**Your instructions**
Drop every picture and give the entries back exactly.

**Task material**

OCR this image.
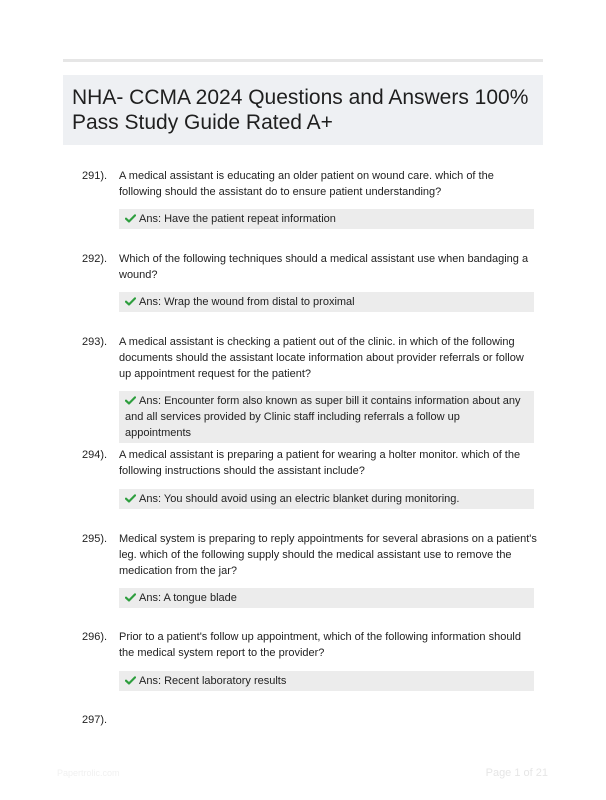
NHA- CCMA 2024 Questions and Answers 100% Pass Study Guide Rated A+
291). A medical assistant is educating an older patient on wound care. which of the following should the assistant do to ensure patient understanding?
Ans: Have the patient repeat information
292). Which of the following techniques should a medical assistant use when bandaging a wound?
Ans: Wrap the wound from distal to proximal
293). A medical assistant is checking a patient out of the clinic. in which of the following documents should the assistant locate information about provider referrals or follow up appointment request for the patient?
Ans: Encounter form also known as super bill it contains information about any and all services provided by Clinic staff including referrals a follow up appointments
294). A medical assistant is preparing a patient for wearing a holter monitor. which of the following instructions should the assistant include?
Ans: You should avoid using an electric blanket during monitoring.
295). Medical system is preparing to reply appointments for several abrasions on a patient's leg. which of the following supply should the medical assistant use to remove the medication from the jar?
Ans: A tongue blade
296). Prior to a patient's follow up appointment, which of the following information should the medical system report to the provider?
Ans: Recent laboratory results
297).
Papertrolic.com	Page 1 of 21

**Expected output**
OCR this image.
NHA- CCMA 2024 Questions and Answers 100% Pass Study Guide Rated A+
291). A medical assistant is educating an older patient on wound care. which of the following should the assistant do to ensure patient understanding?
Ans: Have the patient repeat information
292). Which of the following techniques should a medical assistant use when bandaging a wound?
Ans: Wrap the wound from distal to proximal
293). A medical assistant is checking a patient out of the clinic. in which of the following documents should the assistant locate information about provider referrals or follow up appointment request for the patient?
Ans: Encounter form also known as super bill it contains information about any and all services provided by Clinic staff including referrals a follow up appointments
294). A medical assistant is preparing a patient for wearing a holter monitor. which of the following instructions should the assistant include?
Ans: You should avoid using an electric blanket during monitoring.
295). Medical system is preparing to reply appointments for several abrasions on a patient's leg. which of the following supply should the medical assistant use to remove the medication from the jar?
Ans: A tongue blade
296). Prior to a patient's follow up appointment, which of the following information should the medical system report to the provider?
Ans: Recent laboratory results
297).
Papertrolic.com	Page 1 of 21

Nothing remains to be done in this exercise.